Written exercise. Omit the pictures, then reproduce every remaining record exactly.

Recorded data
_ _ _ _ _
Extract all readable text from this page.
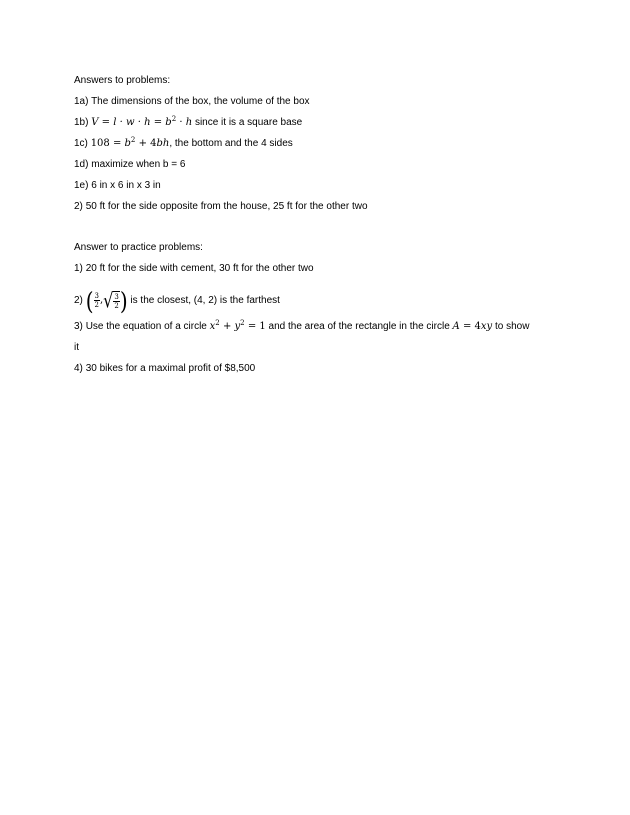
Answers to problems:
1a) The dimensions of the box, the volume of the box
1b) $V = l \cdot w \cdot h = b^2 \cdot h$ since it is a square base
1c) $108 = b^2 + 4bh$, the bottom and the 4 sides
1d) maximize when b = 6
1e) 6 in x 6 in x 3 in
2) 50 ft for the side opposite from the house, 25 ft for the other two
Answer to practice problems:
1) 20 ft for the side with cement, 30 ft for the other two
2) ( $\frac{3}{2}$ , √ $\frac{3}{2}$ ) is the closest, (4, 2) is the farthest
3) Use the equation of a circle $x^2 + y^2 = 1$ and the area of the rectangle in the circle A = 4xy to show
it
4) 30 bikes for a maximal profit of $8,500
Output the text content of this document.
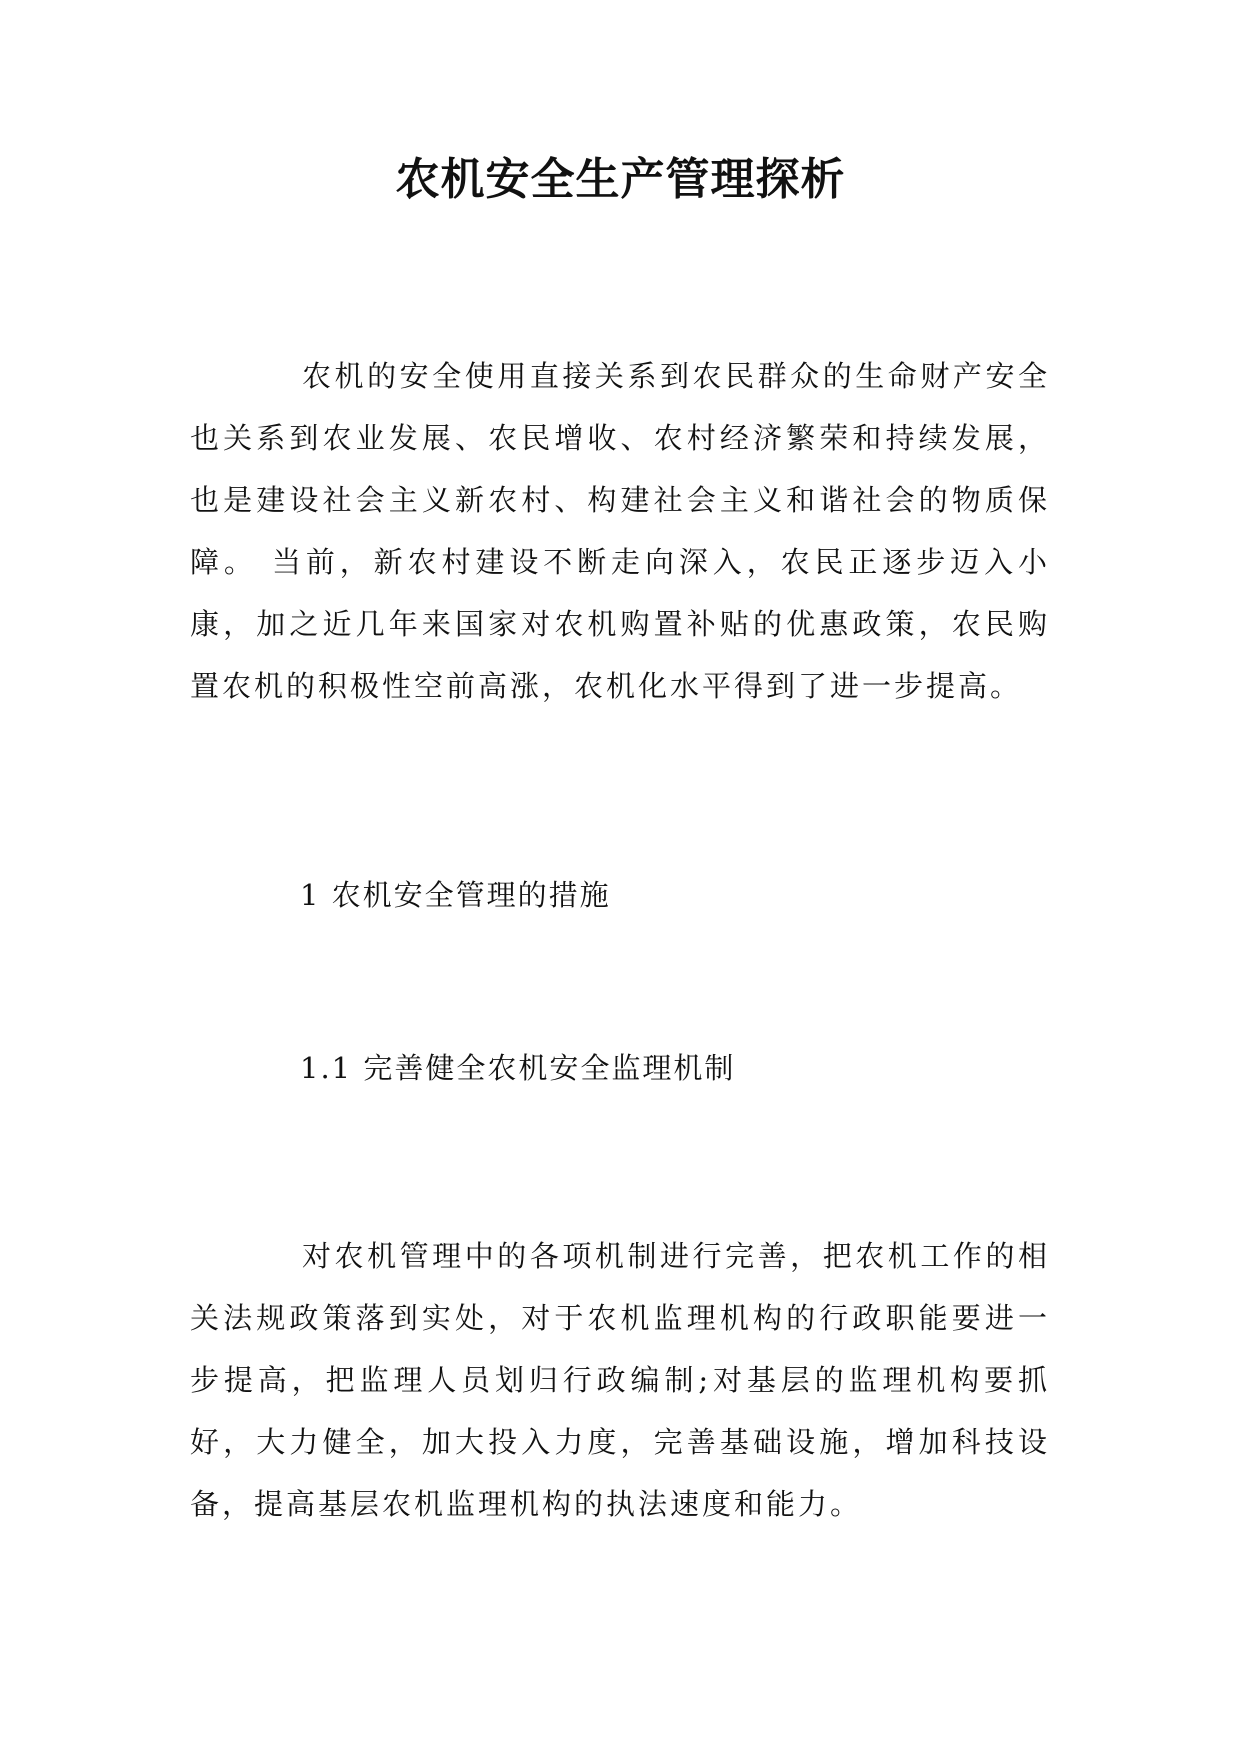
农机安全生产管理探析

农机的安全使用直接关系到农民群众的生命财产安全也关系到农业发展、农民增收、农村经济繁荣和持续发展，也是建设社会主义新农村、构建社会主义和谐社会的物质保障。 当前，新农村建设不断走向深入，农民正逐步迈入小康，加之近几年来国家对农机购置补贴的优惠政策，农民购置农机的积极性空前高涨，农机化水平得到了进一步提高。

1 农机安全管理的措施
1.1 完善健全农机安全监理机制

对农机管理中的各项机制进行完善，把农机工作的相关法规政策落到实处，对于农机监理机构的行政职能要进一步提高，把监理人员划归行政编制;对基层的监理机构要抓好，大力健全，加大投入力度，完善基础设施，增加科技设备，提高基层农机监理机构的执法速度和能力。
_ _ _ _ _
Worked answer.
Extract all readable text from this page.
Answers to problems:
1a) The dimensions of the box, the volume of the box
1b) $V = l \cdot w \cdot h = b^2 \cdot h$ since it is a square base
1c) $108 = b^2 + 4bh$, the bottom and the 4 sides
1d) maximize when b = 6
1e) 6 in x 6 in x 3 in
2) 50 ft for the side opposite from the house, 25 ft for the other two
Answer to practice problems:
1) 20 ft for the side with cement, 30 ft for the other two
2) ( $\frac{3}{2}$ , √ $\frac{3}{2}$ ) is the closest, (4, 2) is the farthest
3) Use the equation of a circle $x^2 + y^2 = 1$ and the area of the rectangle in the circle A = 4xy to show
it
4) 30 bikes for a maximal profit of $8,500
Output the text content of this document.
农机安全生产管理探析

农机的安全使用直接关系到农民群众的生命财产安全也关系到农业发展、农民增收、农村经济繁荣和持续发展，也是建设社会主义新农村、构建社会主义和谐社会的物质保障。 当前，新农村建设不断走向深入，农民正逐步迈入小康，加之近几年来国家对农机购置补贴的优惠政策，农民购置农机的积极性空前高涨，农机化水平得到了进一步提高。

1 农机安全管理的措施
1.1 完善健全农机安全监理机制

对农机管理中的各项机制进行完善，把农机工作的相关法规政策落到实处，对于农机监理机构的行政职能要进一步提高，把监理人员划归行政编制;对基层的监理机构要抓好，大力健全，加大投入力度，完善基础设施，增加科技设备，提高基层农机监理机构的执法速度和能力。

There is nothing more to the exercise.